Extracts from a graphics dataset

┏━━

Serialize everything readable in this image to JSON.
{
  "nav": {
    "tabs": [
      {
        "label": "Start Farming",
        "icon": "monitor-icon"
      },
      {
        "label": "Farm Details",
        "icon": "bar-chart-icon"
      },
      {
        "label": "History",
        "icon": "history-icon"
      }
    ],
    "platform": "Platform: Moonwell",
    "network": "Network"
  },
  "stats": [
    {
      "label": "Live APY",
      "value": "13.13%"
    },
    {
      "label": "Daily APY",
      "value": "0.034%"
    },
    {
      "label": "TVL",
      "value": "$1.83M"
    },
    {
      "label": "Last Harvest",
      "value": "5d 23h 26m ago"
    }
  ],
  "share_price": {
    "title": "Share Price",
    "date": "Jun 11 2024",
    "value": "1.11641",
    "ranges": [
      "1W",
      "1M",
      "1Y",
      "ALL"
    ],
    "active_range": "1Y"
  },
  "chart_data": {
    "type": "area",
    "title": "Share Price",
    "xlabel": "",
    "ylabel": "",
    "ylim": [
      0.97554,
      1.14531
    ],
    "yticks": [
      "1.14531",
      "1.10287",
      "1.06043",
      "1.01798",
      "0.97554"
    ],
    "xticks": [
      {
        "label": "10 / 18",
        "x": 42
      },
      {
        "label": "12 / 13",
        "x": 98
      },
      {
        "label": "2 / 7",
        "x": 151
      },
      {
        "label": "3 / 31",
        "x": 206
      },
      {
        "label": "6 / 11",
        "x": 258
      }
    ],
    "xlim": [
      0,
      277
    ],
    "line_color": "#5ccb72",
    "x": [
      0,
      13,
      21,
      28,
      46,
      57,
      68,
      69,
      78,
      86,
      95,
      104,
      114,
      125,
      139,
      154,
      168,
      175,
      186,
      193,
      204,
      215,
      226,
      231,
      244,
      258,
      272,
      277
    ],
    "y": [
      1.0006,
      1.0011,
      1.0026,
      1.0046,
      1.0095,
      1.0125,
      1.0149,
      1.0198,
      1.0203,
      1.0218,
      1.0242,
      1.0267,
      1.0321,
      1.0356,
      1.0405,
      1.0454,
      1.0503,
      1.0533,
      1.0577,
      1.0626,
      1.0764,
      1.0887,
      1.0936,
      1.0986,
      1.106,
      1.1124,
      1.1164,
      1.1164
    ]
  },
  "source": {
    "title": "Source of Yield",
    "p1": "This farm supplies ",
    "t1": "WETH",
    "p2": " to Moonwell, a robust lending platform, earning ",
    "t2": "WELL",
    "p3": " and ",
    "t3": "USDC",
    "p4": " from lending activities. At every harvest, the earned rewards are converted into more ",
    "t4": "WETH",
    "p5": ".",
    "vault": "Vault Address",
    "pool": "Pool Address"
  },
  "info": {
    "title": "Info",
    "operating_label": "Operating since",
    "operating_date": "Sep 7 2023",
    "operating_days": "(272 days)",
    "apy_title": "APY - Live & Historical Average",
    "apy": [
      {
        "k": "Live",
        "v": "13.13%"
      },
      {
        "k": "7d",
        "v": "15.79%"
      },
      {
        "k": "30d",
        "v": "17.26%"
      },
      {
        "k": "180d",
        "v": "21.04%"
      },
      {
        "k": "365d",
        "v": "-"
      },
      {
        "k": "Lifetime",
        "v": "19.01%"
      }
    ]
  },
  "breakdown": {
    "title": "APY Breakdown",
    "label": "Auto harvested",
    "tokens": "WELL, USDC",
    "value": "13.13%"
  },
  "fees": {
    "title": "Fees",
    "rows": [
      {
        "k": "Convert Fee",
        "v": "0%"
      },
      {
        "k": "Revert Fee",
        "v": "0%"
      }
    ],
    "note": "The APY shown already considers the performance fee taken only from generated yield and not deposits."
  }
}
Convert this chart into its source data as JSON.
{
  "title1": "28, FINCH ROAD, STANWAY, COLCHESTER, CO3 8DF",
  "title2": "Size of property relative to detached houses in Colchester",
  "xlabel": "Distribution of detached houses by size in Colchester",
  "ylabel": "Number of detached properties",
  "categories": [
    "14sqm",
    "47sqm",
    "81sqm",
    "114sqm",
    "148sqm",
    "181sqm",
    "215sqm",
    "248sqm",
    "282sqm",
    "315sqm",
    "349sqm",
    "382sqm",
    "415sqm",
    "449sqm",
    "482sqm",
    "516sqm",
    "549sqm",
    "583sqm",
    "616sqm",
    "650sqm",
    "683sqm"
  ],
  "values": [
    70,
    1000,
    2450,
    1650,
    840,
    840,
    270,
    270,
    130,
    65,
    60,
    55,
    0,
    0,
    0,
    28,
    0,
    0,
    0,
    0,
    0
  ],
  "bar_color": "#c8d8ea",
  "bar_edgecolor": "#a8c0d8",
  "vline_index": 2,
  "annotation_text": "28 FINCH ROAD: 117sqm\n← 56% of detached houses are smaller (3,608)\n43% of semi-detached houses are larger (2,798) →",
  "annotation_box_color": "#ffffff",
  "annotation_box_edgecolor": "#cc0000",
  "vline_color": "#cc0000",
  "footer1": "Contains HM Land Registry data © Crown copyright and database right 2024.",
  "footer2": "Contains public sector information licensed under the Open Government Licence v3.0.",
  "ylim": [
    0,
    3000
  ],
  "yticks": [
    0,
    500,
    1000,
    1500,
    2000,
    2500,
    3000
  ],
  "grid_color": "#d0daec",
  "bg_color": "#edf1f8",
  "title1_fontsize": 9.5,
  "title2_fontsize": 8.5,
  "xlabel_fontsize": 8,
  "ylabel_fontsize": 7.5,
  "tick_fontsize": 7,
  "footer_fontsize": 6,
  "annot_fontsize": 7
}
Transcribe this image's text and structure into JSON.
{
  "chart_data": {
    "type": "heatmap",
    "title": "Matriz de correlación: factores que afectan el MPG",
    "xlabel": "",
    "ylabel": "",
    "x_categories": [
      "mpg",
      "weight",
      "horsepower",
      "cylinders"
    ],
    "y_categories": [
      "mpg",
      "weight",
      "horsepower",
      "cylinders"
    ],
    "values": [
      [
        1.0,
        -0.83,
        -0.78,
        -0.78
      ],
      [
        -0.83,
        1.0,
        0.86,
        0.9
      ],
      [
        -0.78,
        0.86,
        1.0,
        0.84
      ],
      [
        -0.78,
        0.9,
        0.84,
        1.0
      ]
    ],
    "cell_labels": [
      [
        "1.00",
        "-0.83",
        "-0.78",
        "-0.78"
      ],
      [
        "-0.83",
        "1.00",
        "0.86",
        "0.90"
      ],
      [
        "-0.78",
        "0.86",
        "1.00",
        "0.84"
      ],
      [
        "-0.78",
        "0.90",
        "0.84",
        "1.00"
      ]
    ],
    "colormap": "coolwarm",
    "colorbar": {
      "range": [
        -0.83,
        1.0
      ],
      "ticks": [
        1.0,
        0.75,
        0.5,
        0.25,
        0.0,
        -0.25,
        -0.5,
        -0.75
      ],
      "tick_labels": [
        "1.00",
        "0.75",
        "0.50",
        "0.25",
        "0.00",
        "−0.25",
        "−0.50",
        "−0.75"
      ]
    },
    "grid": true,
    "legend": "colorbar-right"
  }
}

┗━━

Exercise directions: All lines in the data that contain the word "ROAD" should be copied.

Answer to the exercise:
  "title1": "28, FINCH ROAD, STANWAY, COLCHESTER, CO3 8DF",
  "annotation_text": "28 FINCH ROAD: 117sqm\n← 56% of detached houses are smaller (3,608)\n43% of semi-detached houses are larger (2,798) →",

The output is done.